- What you are asked to do -
Skip the images and return the records below exactly.

**** Data shown

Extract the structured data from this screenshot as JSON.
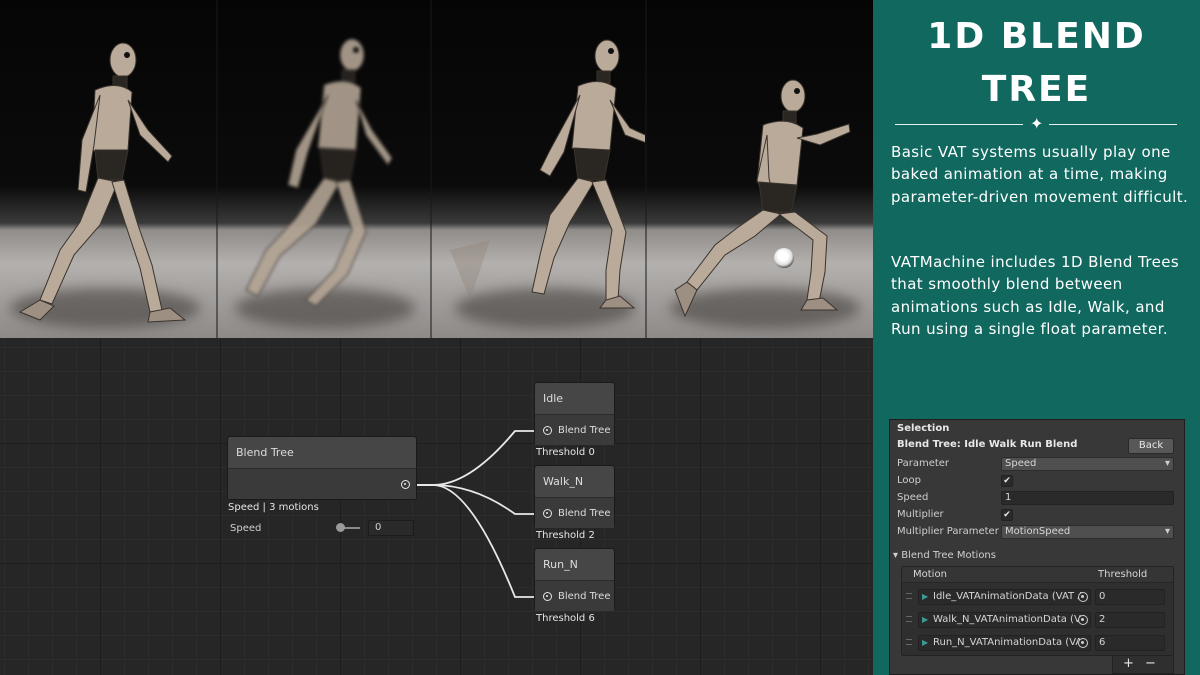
{
  "panel": {
    "title_line1": "1D BLEND",
    "title_line2": "TREE",
    "para1": "Basic VAT systems usually play one baked animation at a time, making parameter-driven movement difficult.",
    "para2": "VATMachine includes 1D Blend Trees that smoothly blend between animations such as Idle, Walk, and Run using a single float parameter.",
    "bg_color": "#11685f"
  },
  "graph": {
    "blend_node": {
      "title": "Blend Tree",
      "subtitle": "Speed | 3 motions",
      "param_label": "Speed",
      "param_value": "0"
    },
    "motions": [
      {
        "name": "Idle",
        "type_label": "Blend Tree",
        "threshold_label": "Threshold 0"
      },
      {
        "name": "Walk_N",
        "type_label": "Blend Tree",
        "threshold_label": "Threshold 2"
      },
      {
        "name": "Run_N",
        "type_label": "Blend Tree",
        "threshold_label": "Threshold 6"
      }
    ]
  },
  "inspector": {
    "header": "Selection",
    "name": "Blend Tree: Idle Walk Run Blend",
    "back_label": "Back",
    "parameter_label": "Parameter",
    "parameter_value": "Speed",
    "loop_label": "Loop",
    "loop_checked": "✔",
    "speed_label": "Speed",
    "speed_value": "1",
    "multiplier_label": "Multiplier",
    "multiplier_checked": "✔",
    "multiplier_param_label": "Multiplier Parameter",
    "multiplier_param_value": "MotionSpeed",
    "foldout_label": "▾ Blend Tree Motions",
    "col_motion": "Motion",
    "col_threshold": "Threshold",
    "rows": [
      {
        "motion": "Idle_VATAnimationData (VAT A",
        "threshold": "0"
      },
      {
        "motion": "Walk_N_VATAnimationData (VA",
        "threshold": "2"
      },
      {
        "motion": "Run_N_VATAnimationData (VA",
        "threshold": "6"
      }
    ],
    "add_label": "+",
    "remove_label": "−"
  }
}
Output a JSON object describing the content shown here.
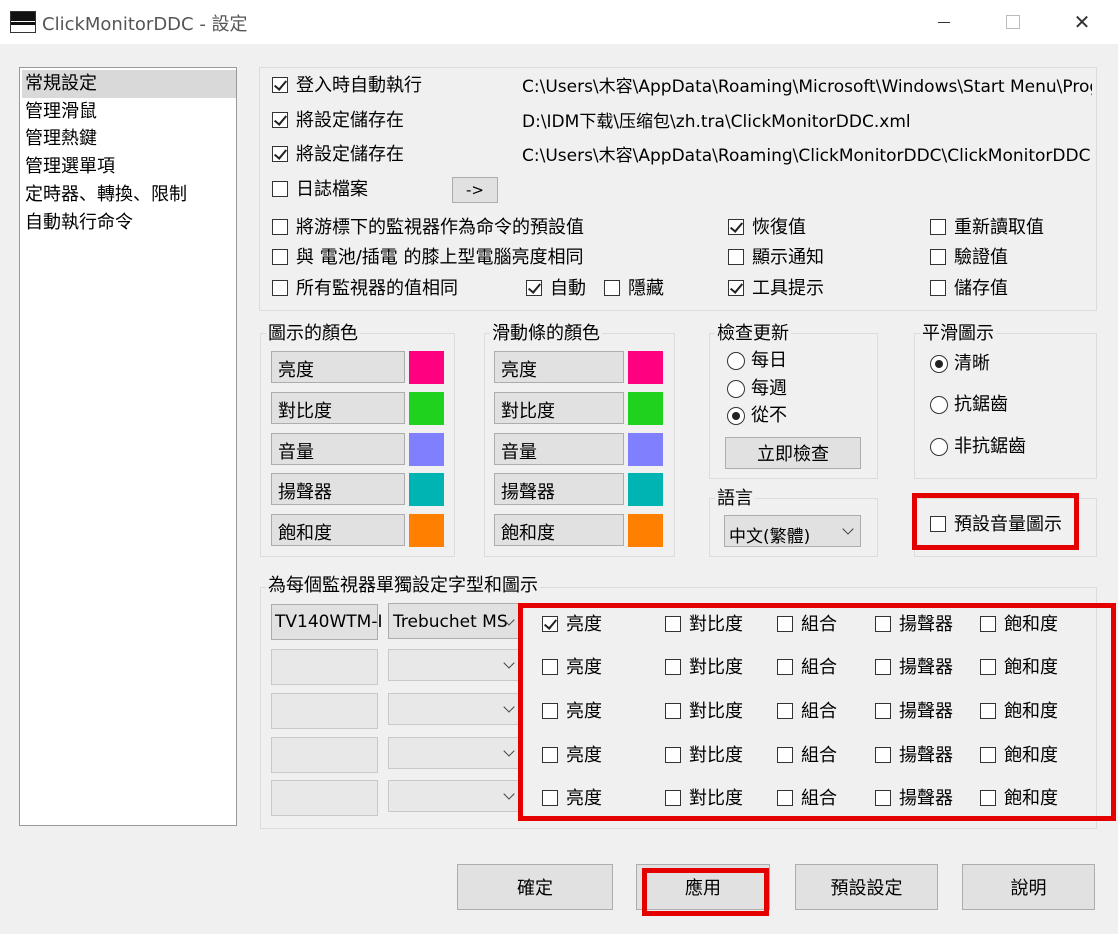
{
  "window": {
    "title": "ClickMonitorDDC - 設定",
    "minimize_icon": "minimize-icon",
    "maximize_icon": "maximize-icon",
    "close_glyph": "✕"
  },
  "nav": {
    "items": [
      "常規設定",
      "管理滑鼠",
      "管理熱鍵",
      "管理選單項",
      "定時器、轉換、限制",
      "自動執行命令"
    ],
    "selected": 0
  },
  "paths": {
    "autorun_label": "登入時自動執行",
    "autorun_path": "C:\\Users\\木容\\AppData\\Roaming\\Microsoft\\Windows\\Start Menu\\Progr",
    "save1_label": "將設定儲存在",
    "save1_path": "D:\\IDM下载\\压缩包\\zh.tra\\ClickMonitorDDC.xml",
    "save2_label": "將設定儲存在",
    "save2_path": "C:\\Users\\木容\\AppData\\Roaming\\ClickMonitorDDC\\ClickMonitorDDC.xm",
    "log_label": "日誌檔案",
    "log_button": "->"
  },
  "options": {
    "mouse_default": "將游標下的監視器作為命令的預設值",
    "battery_same": "與 電池/插電 的膝上型電腦亮度相同",
    "all_same": "所有監視器的值相同",
    "auto": "自動",
    "hide": "隱藏",
    "restore": "恢復值",
    "show_notify": "顯示通知",
    "tooltip": "工具提示",
    "reread": "重新讀取值",
    "verify": "驗證值",
    "store": "儲存值"
  },
  "icon_colors": {
    "title": "圖示的顏色",
    "items": [
      {
        "label": "亮度",
        "color": "#ff0080"
      },
      {
        "label": "對比度",
        "color": "#1ed21e"
      },
      {
        "label": "音量",
        "color": "#8080ff"
      },
      {
        "label": "揚聲器",
        "color": "#00b4b4"
      },
      {
        "label": "飽和度",
        "color": "#ff8000"
      }
    ]
  },
  "slider_colors": {
    "title": "滑動條的顏色",
    "items": [
      {
        "label": "亮度",
        "color": "#ff0080"
      },
      {
        "label": "對比度",
        "color": "#1ed21e"
      },
      {
        "label": "音量",
        "color": "#8080ff"
      },
      {
        "label": "揚聲器",
        "color": "#00b4b4"
      },
      {
        "label": "飽和度",
        "color": "#ff8000"
      }
    ]
  },
  "update_check": {
    "title": "檢查更新",
    "daily": "每日",
    "weekly": "每週",
    "never": "從不",
    "check_now": "立即檢查"
  },
  "smooth_icons": {
    "title": "平滑圖示",
    "clear": "清晰",
    "antialias": "抗鋸齒",
    "no_antialias": "非抗鋸齒"
  },
  "language": {
    "title": "語言",
    "value": "中文(繁體)"
  },
  "default_volume_icon": "預設音量圖示",
  "per_monitor": {
    "title": "為每個監視器單獨設定字型和圖示",
    "monitor_name": "TV140WTM-I",
    "font": "Trebuchet MS",
    "columns": [
      "亮度",
      "對比度",
      "組合",
      "揚聲器",
      "飽和度"
    ]
  },
  "footer": {
    "ok": "確定",
    "apply": "應用",
    "defaults": "預設設定",
    "help": "說明"
  }
}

********

- Solution for this problem -
Extract the structured data from this screenshot as JSON.
{
  "panel": {
    "title_line1": "1D BLEND",
    "title_line2": "TREE",
    "para1": "Basic VAT systems usually play one baked animation at a time, making parameter-driven movement difficult.",
    "para2": "VATMachine includes 1D Blend Trees that smoothly blend between animations such as Idle, Walk, and Run using a single float parameter.",
    "bg_color": "#11685f"
  },
  "graph": {
    "blend_node": {
      "title": "Blend Tree",
      "subtitle": "Speed | 3 motions",
      "param_label": "Speed",
      "param_value": "0"
    },
    "motions": [
      {
        "name": "Idle",
        "type_label": "Blend Tree",
        "threshold_label": "Threshold 0"
      },
      {
        "name": "Walk_N",
        "type_label": "Blend Tree",
        "threshold_label": "Threshold 2"
      },
      {
        "name": "Run_N",
        "type_label": "Blend Tree",
        "threshold_label": "Threshold 6"
      }
    ]
  },
  "inspector": {
    "header": "Selection",
    "name": "Blend Tree: Idle Walk Run Blend",
    "back_label": "Back",
    "parameter_label": "Parameter",
    "parameter_value": "Speed",
    "loop_label": "Loop",
    "loop_checked": "✔",
    "speed_label": "Speed",
    "speed_value": "1",
    "multiplier_label": "Multiplier",
    "multiplier_checked": "✔",
    "multiplier_param_label": "Multiplier Parameter",
    "multiplier_param_value": "MotionSpeed",
    "foldout_label": "▾ Blend Tree Motions",
    "col_motion": "Motion",
    "col_threshold": "Threshold",
    "rows": [
      {
        "motion": "Idle_VATAnimationData (VAT A",
        "threshold": "0"
      },
      {
        "motion": "Walk_N_VATAnimationData (VA",
        "threshold": "2"
      },
      {
        "motion": "Run_N_VATAnimationData (VA",
        "threshold": "6"
      }
    ],
    "add_label": "+",
    "remove_label": "−"
  }
}
Output a JSON object describing the content shown here.
{
  "window": {
    "title": "ClickMonitorDDC - 設定",
    "minimize_icon": "minimize-icon",
    "maximize_icon": "maximize-icon",
    "close_glyph": "✕"
  },
  "nav": {
    "items": [
      "常規設定",
      "管理滑鼠",
      "管理熱鍵",
      "管理選單項",
      "定時器、轉換、限制",
      "自動執行命令"
    ],
    "selected": 0
  },
  "paths": {
    "autorun_label": "登入時自動執行",
    "autorun_path": "C:\\Users\\木容\\AppData\\Roaming\\Microsoft\\Windows\\Start Menu\\Progr",
    "save1_label": "將設定儲存在",
    "save1_path": "D:\\IDM下载\\压缩包\\zh.tra\\ClickMonitorDDC.xml",
    "save2_label": "將設定儲存在",
    "save2_path": "C:\\Users\\木容\\AppData\\Roaming\\ClickMonitorDDC\\ClickMonitorDDC.xm",
    "log_label": "日誌檔案",
    "log_button": "->"
  },
  "options": {
    "mouse_default": "將游標下的監視器作為命令的預設值",
    "battery_same": "與 電池/插電 的膝上型電腦亮度相同",
    "all_same": "所有監視器的值相同",
    "auto": "自動",
    "hide": "隱藏",
    "restore": "恢復值",
    "show_notify": "顯示通知",
    "tooltip": "工具提示",
    "reread": "重新讀取值",
    "verify": "驗證值",
    "store": "儲存值"
  },
  "icon_colors": {
    "title": "圖示的顏色",
    "items": [
      {
        "label": "亮度",
        "color": "#ff0080"
      },
      {
        "label": "對比度",
        "color": "#1ed21e"
      },
      {
        "label": "音量",
        "color": "#8080ff"
      },
      {
        "label": "揚聲器",
        "color": "#00b4b4"
      },
      {
        "label": "飽和度",
        "color": "#ff8000"
      }
    ]
  },
  "slider_colors": {
    "title": "滑動條的顏色",
    "items": [
      {
        "label": "亮度",
        "color": "#ff0080"
      },
      {
        "label": "對比度",
        "color": "#1ed21e"
      },
      {
        "label": "音量",
        "color": "#8080ff"
      },
      {
        "label": "揚聲器",
        "color": "#00b4b4"
      },
      {
        "label": "飽和度",
        "color": "#ff8000"
      }
    ]
  },
  "update_check": {
    "title": "檢查更新",
    "daily": "每日",
    "weekly": "每週",
    "never": "從不",
    "check_now": "立即檢查"
  },
  "smooth_icons": {
    "title": "平滑圖示",
    "clear": "清晰",
    "antialias": "抗鋸齒",
    "no_antialias": "非抗鋸齒"
  },
  "language": {
    "title": "語言",
    "value": "中文(繁體)"
  },
  "default_volume_icon": "預設音量圖示",
  "per_monitor": {
    "title": "為每個監視器單獨設定字型和圖示",
    "monitor_name": "TV140WTM-I",
    "font": "Trebuchet MS",
    "columns": [
      "亮度",
      "對比度",
      "組合",
      "揚聲器",
      "飽和度"
    ]
  },
  "footer": {
    "ok": "確定",
    "apply": "應用",
    "defaults": "預設設定",
    "help": "說明"
  }
}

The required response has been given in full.